• [Supplied data]
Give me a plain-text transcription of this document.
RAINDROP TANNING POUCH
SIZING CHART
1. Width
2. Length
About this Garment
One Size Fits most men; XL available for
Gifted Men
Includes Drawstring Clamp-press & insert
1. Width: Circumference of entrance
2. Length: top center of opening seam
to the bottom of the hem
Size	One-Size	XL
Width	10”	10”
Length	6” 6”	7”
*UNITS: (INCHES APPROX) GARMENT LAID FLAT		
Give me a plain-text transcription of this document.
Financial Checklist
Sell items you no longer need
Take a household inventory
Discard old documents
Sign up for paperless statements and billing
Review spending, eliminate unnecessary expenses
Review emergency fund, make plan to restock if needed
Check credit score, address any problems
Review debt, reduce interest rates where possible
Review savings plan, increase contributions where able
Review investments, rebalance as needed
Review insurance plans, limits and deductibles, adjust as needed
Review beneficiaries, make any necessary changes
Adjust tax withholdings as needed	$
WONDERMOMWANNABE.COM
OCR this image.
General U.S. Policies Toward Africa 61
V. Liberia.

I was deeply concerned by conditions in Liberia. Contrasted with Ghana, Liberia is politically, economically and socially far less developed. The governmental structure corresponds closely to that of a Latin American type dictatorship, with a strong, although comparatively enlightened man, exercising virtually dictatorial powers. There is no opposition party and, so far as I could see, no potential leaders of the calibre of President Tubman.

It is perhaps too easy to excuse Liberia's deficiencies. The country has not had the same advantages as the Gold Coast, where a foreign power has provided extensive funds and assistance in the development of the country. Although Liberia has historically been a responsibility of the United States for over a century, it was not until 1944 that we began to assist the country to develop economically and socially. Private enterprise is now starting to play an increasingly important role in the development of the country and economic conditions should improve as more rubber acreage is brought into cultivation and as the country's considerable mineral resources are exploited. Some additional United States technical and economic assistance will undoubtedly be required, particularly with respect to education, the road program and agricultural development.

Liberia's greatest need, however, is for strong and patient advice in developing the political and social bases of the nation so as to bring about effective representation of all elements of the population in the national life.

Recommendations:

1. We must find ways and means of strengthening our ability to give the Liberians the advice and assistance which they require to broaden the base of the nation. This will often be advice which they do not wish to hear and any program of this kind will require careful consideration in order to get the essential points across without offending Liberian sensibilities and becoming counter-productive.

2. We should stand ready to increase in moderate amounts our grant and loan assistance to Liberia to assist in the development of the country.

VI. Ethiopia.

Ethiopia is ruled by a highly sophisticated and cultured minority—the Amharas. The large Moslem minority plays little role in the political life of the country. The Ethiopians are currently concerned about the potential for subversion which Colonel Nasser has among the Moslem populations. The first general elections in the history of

• [What the task requires]
Copy each record from above exactly, and include every line.

• [Result below]
Give me a plain-text transcription of this document.
RAINDROP TANNING POUCH
SIZING CHART
1. Width
2. Length
About this Garment
One Size Fits most men; XL available for
Gifted Men
Includes Drawstring Clamp-press & insert
1. Width: Circumference of entrance
2. Length: top center of opening seam
to the bottom of the hem
Size	One-Size	XL
Width	10”	10”
Length	6” 6”	7”
*UNITS: (INCHES APPROX) GARMENT LAID FLAT		
Give me a plain-text transcription of this document.
Financial Checklist
Sell items you no longer need
Take a household inventory
Discard old documents
Sign up for paperless statements and billing
Review spending, eliminate unnecessary expenses
Review emergency fund, make plan to restock if needed
Check credit score, address any problems
Review debt, reduce interest rates where possible
Review savings plan, increase contributions where able
Review investments, rebalance as needed
Review insurance plans, limits and deductibles, adjust as needed
Review beneficiaries, make any necessary changes
Adjust tax withholdings as needed	$
WONDERMOMWANNABE.COM
OCR this image.
General U.S. Policies Toward Africa 61
V. Liberia.

I was deeply concerned by conditions in Liberia. Contrasted with Ghana, Liberia is politically, economically and socially far less developed. The governmental structure corresponds closely to that of a Latin American type dictatorship, with a strong, although comparatively enlightened man, exercising virtually dictatorial powers. There is no opposition party and, so far as I could see, no potential leaders of the calibre of President Tubman.

It is perhaps too easy to excuse Liberia's deficiencies. The country has not had the same advantages as the Gold Coast, where a foreign power has provided extensive funds and assistance in the development of the country. Although Liberia has historically been a responsibility of the United States for over a century, it was not until 1944 that we began to assist the country to develop economically and socially. Private enterprise is now starting to play an increasingly important role in the development of the country and economic conditions should improve as more rubber acreage is brought into cultivation and as the country's considerable mineral resources are exploited. Some additional United States technical and economic assistance will undoubtedly be required, particularly with respect to education, the road program and agricultural development.

Liberia's greatest need, however, is for strong and patient advice in developing the political and social bases of the nation so as to bring about effective representation of all elements of the population in the national life.

Recommendations:

1. We must find ways and means of strengthening our ability to give the Liberians the advice and assistance which they require to broaden the base of the nation. This will often be advice which they do not wish to hear and any program of this kind will require careful consideration in order to get the essential points across without offending Liberian sensibilities and becoming counter-productive.

2. We should stand ready to increase in moderate amounts our grant and loan assistance to Liberia to assist in the development of the country.

VI. Ethiopia.

Ethiopia is ruled by a highly sophisticated and cultured minority—the Amharas. The large Moslem minority plays little role in the political life of the country. The Ethiopians are currently concerned about the potential for subversion which Colonel Nasser has among the Moslem populations. The first general elections in the history of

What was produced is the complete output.